Brief:
Would you write out the listing verbatim and skip every picture in it?
• • • • • • •
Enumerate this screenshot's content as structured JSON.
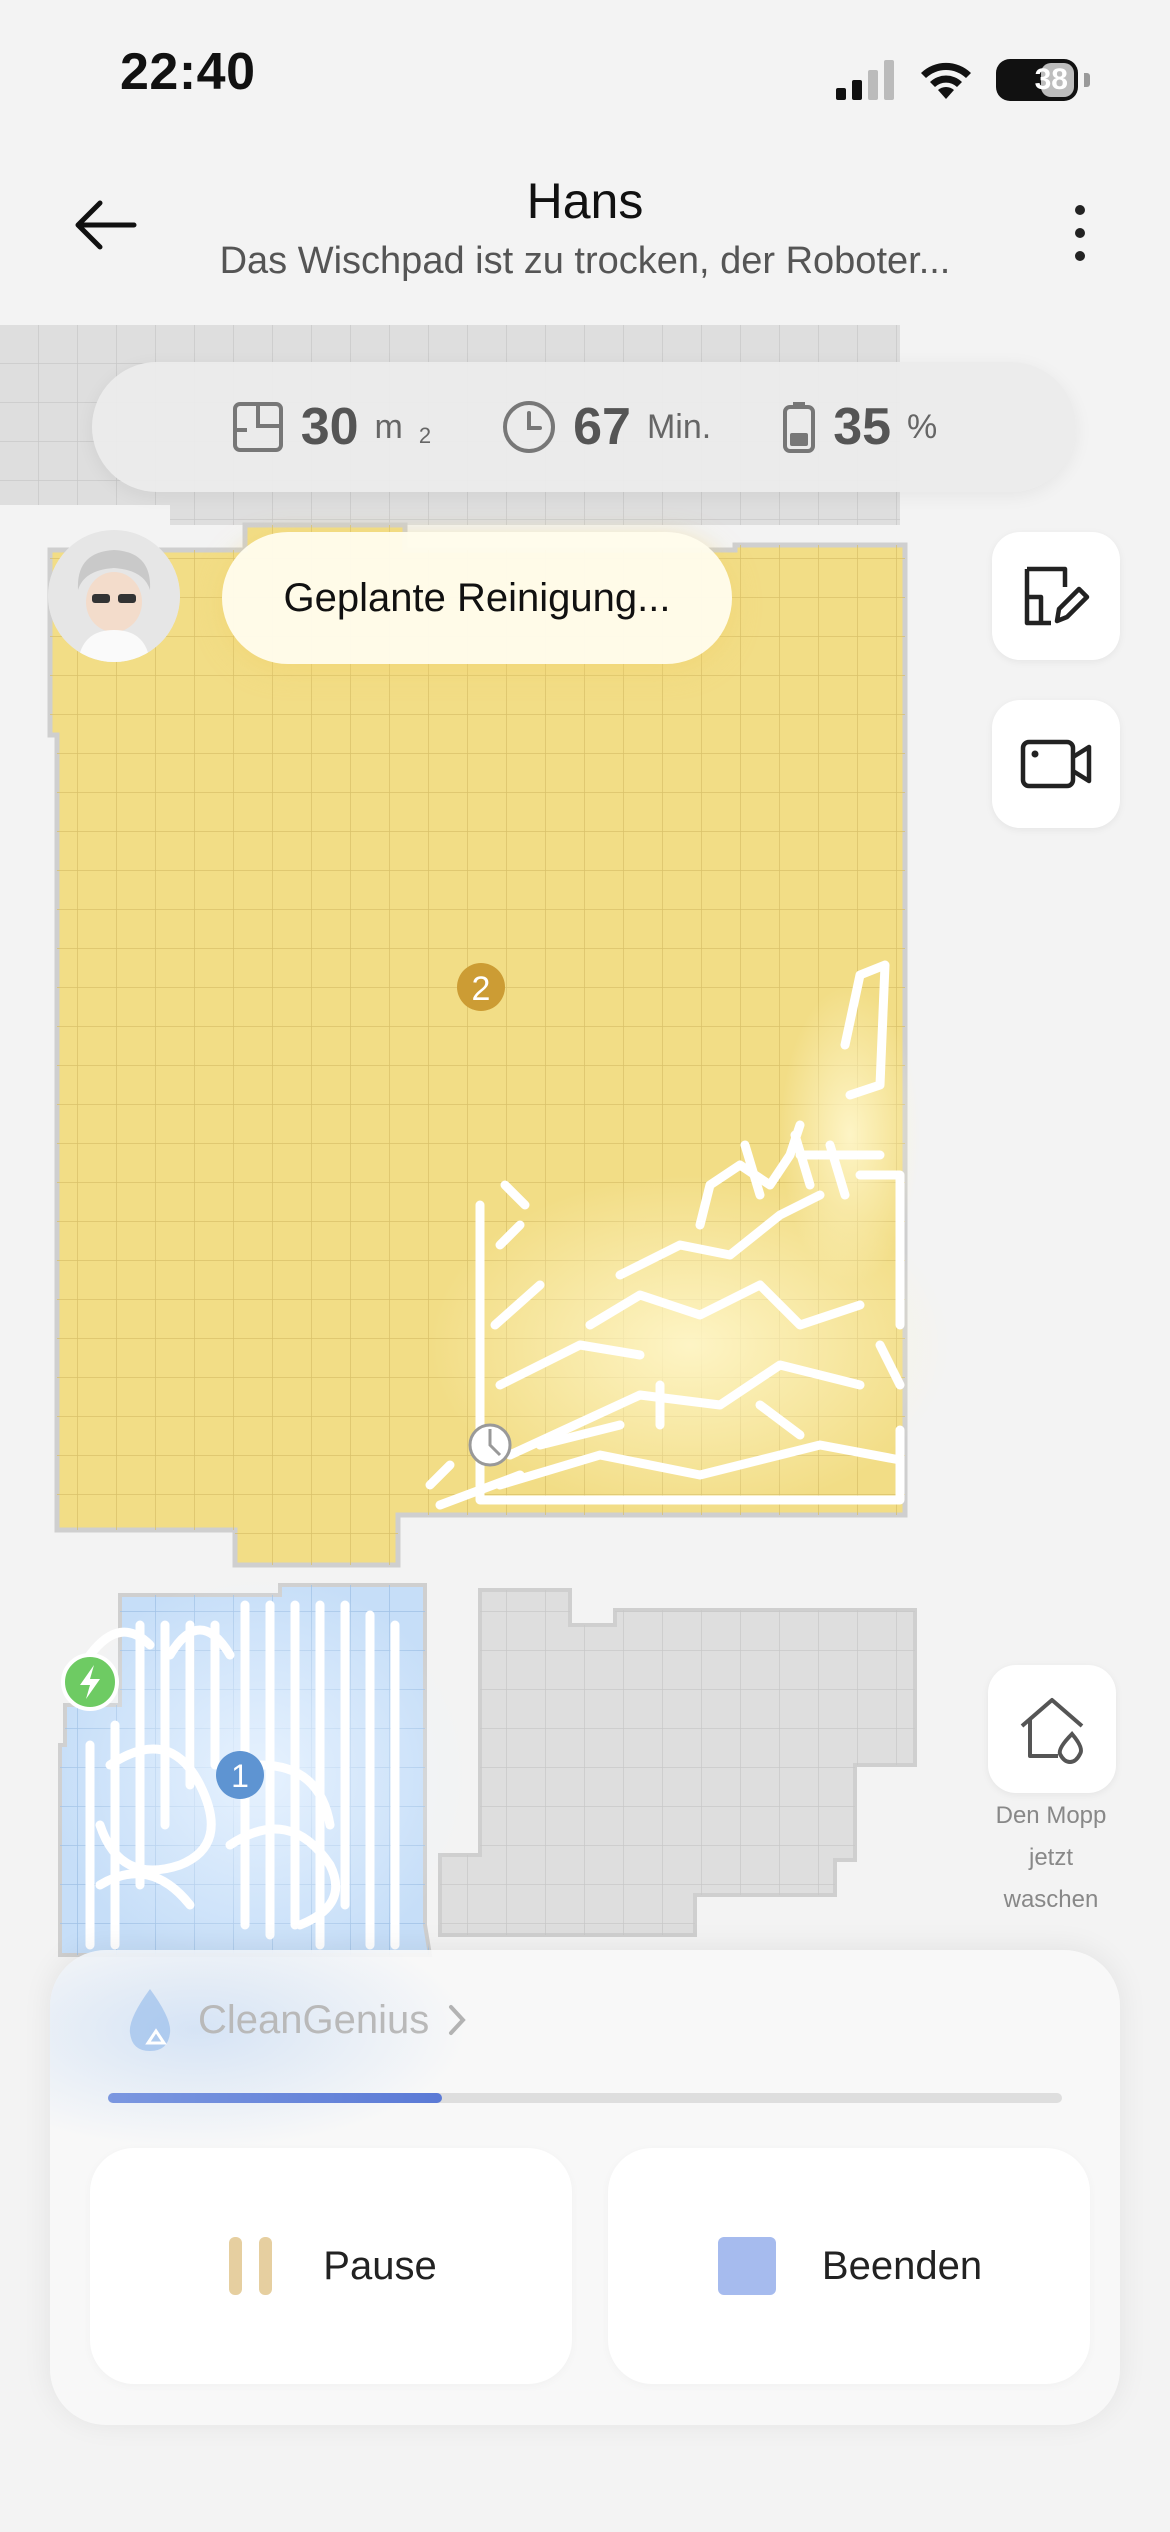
{
  "status_bar": {
    "time": "22:40",
    "battery": "38"
  },
  "header": {
    "title": "Hans",
    "subtitle": "Das Wischpad ist zu trocken, der Roboter..."
  },
  "stats": {
    "area_value": "30",
    "area_unit": "m",
    "area_sup": "2",
    "time_value": "67",
    "time_unit": "Min.",
    "battery_value": "35",
    "battery_unit": "%"
  },
  "robot_bubble": "Geplante Reinigung...",
  "map": {
    "rooms": [
      {
        "number": "2",
        "color": "#f2dd86"
      },
      {
        "number": "1",
        "color": "#c6def8"
      }
    ],
    "colors": {
      "wall": "#d0d0d0",
      "unexplored": "#dedede",
      "path": "#ffffff",
      "room_badge_2": "#cc9c34",
      "room_badge_1": "#5e94d2"
    }
  },
  "side_buttons": {
    "wash_mop_label": [
      "Den Mopp",
      "jetzt",
      "waschen"
    ]
  },
  "panel": {
    "clean_genius_label": "CleanGenius",
    "progress": 0.35,
    "pause_label": "Pause",
    "stop_label": "Beenden"
  }
}
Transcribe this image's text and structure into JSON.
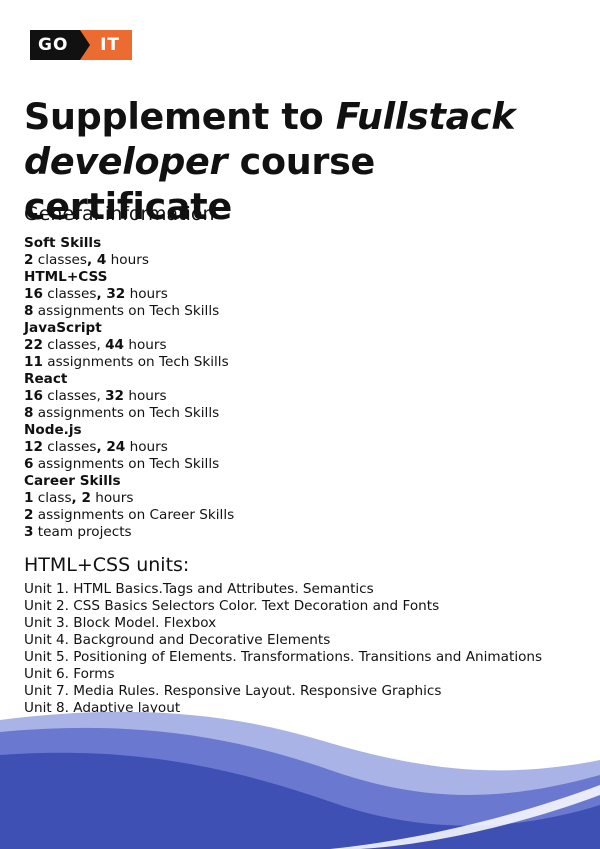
{
  "logo": {
    "left": "GO",
    "right": "IT"
  },
  "title": {
    "prefix": "Supplement to ",
    "italic_1": "Fullstack",
    "italic_2": "developer",
    "suffix": " course certificate"
  },
  "general": {
    "heading": "General information",
    "courses": [
      {
        "name": "Soft Skills",
        "classes_num": "2",
        "classes_word": " classes",
        "hours_num": "4",
        "hours_word": " hours"
      },
      {
        "name": "HTML+CSS",
        "classes_num": "16",
        "classes_word": " classes",
        "hours_num": "32",
        "hours_word": " hours",
        "assign_num": "8",
        "assign_text": " assignments on Tech Skills"
      },
      {
        "name": "JavaScript",
        "classes_num": "22",
        "classes_word": " classes",
        "hours_num": "44",
        "hours_word": " hours",
        "assign_num": "11",
        "assign_text": " assignments on Tech Skills"
      },
      {
        "name": "React",
        "classes_num": "16",
        "classes_word": " classes",
        "hours_num": "32",
        "hours_word": " hours",
        "assign_num": "8",
        "assign_text": " assignments on Tech Skills"
      },
      {
        "name": "Node.js",
        "classes_num": "12",
        "classes_word": " classes",
        "hours_num": "24",
        "hours_word": " hours",
        "assign_num": "6",
        "assign_text": " assignments on Tech Skills"
      },
      {
        "name": "Career Skills",
        "classes_num": "1",
        "classes_word": " class",
        "hours_num": "2",
        "hours_word": " hours",
        "assign_num": "2",
        "assign_text": " assignments on Career Skills"
      }
    ],
    "team": {
      "num": "3",
      "text": " team projects"
    }
  },
  "units": {
    "heading": "HTML+CSS units:",
    "items": [
      "Unit 1. HTML Basics.Tags and Attributes. Semantics",
      "Unit 2. CSS Basics Selectors Color. Text Decoration and Fonts",
      "Unit 3. Block Model. Flexbox",
      "Unit 4. Background and Decorative Elements",
      "Unit 5. Positioning of Elements. Transformations. Transitions and Animations",
      "Unit 6. Forms",
      "Unit 7. Media Rules. Responsive Layout. Responsive Graphics",
      "Unit 8. Adaptive layout"
    ]
  },
  "colors": {
    "logo_black": "#111111",
    "logo_orange": "#ec6b30",
    "wave_dark": "#3e4fb8",
    "wave_mid": "#5b6bc8",
    "wave_light": "#9aa6e0"
  }
}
• • • • • • •
Response to the exercise:
Enumerate this screenshot's content as structured JSON.
{
  "status_bar": {
    "time": "22:40",
    "battery": "38"
  },
  "header": {
    "title": "Hans",
    "subtitle": "Das Wischpad ist zu trocken, der Roboter..."
  },
  "stats": {
    "area_value": "30",
    "area_unit": "m",
    "area_sup": "2",
    "time_value": "67",
    "time_unit": "Min.",
    "battery_value": "35",
    "battery_unit": "%"
  },
  "robot_bubble": "Geplante Reinigung...",
  "map": {
    "rooms": [
      {
        "number": "2",
        "color": "#f2dd86"
      },
      {
        "number": "1",
        "color": "#c6def8"
      }
    ],
    "colors": {
      "wall": "#d0d0d0",
      "unexplored": "#dedede",
      "path": "#ffffff",
      "room_badge_2": "#cc9c34",
      "room_badge_1": "#5e94d2"
    }
  },
  "side_buttons": {
    "wash_mop_label": [
      "Den Mopp",
      "jetzt",
      "waschen"
    ]
  },
  "panel": {
    "clean_genius_label": "CleanGenius",
    "progress": 0.35,
    "pause_label": "Pause",
    "stop_label": "Beenden"
  }
}
Transcribe this image's text and structure into JSON.
{
  "logo": {
    "left": "GO",
    "right": "IT"
  },
  "title": {
    "prefix": "Supplement to ",
    "italic_1": "Fullstack",
    "italic_2": "developer",
    "suffix": " course certificate"
  },
  "general": {
    "heading": "General information",
    "courses": [
      {
        "name": "Soft Skills",
        "classes_num": "2",
        "classes_word": " classes",
        "hours_num": "4",
        "hours_word": " hours"
      },
      {
        "name": "HTML+CSS",
        "classes_num": "16",
        "classes_word": " classes",
        "hours_num": "32",
        "hours_word": " hours",
        "assign_num": "8",
        "assign_text": " assignments on Tech Skills"
      },
      {
        "name": "JavaScript",
        "classes_num": "22",
        "classes_word": " classes",
        "hours_num": "44",
        "hours_word": " hours",
        "assign_num": "11",
        "assign_text": " assignments on Tech Skills"
      },
      {
        "name": "React",
        "classes_num": "16",
        "classes_word": " classes",
        "hours_num": "32",
        "hours_word": " hours",
        "assign_num": "8",
        "assign_text": " assignments on Tech Skills"
      },
      {
        "name": "Node.js",
        "classes_num": "12",
        "classes_word": " classes",
        "hours_num": "24",
        "hours_word": " hours",
        "assign_num": "6",
        "assign_text": " assignments on Tech Skills"
      },
      {
        "name": "Career Skills",
        "classes_num": "1",
        "classes_word": " class",
        "hours_num": "2",
        "hours_word": " hours",
        "assign_num": "2",
        "assign_text": " assignments on Career Skills"
      }
    ],
    "team": {
      "num": "3",
      "text": " team projects"
    }
  },
  "units": {
    "heading": "HTML+CSS units:",
    "items": [
      "Unit 1. HTML Basics.Tags and Attributes. Semantics",
      "Unit 2. CSS Basics Selectors Color. Text Decoration and Fonts",
      "Unit 3. Block Model. Flexbox",
      "Unit 4. Background and Decorative Elements",
      "Unit 5. Positioning of Elements. Transformations. Transitions and Animations",
      "Unit 6. Forms",
      "Unit 7. Media Rules. Responsive Layout. Responsive Graphics",
      "Unit 8. Adaptive layout"
    ]
  },
  "colors": {
    "logo_black": "#111111",
    "logo_orange": "#ec6b30",
    "wave_dark": "#3e4fb8",
    "wave_mid": "#5b6bc8",
    "wave_light": "#9aa6e0"
  }
}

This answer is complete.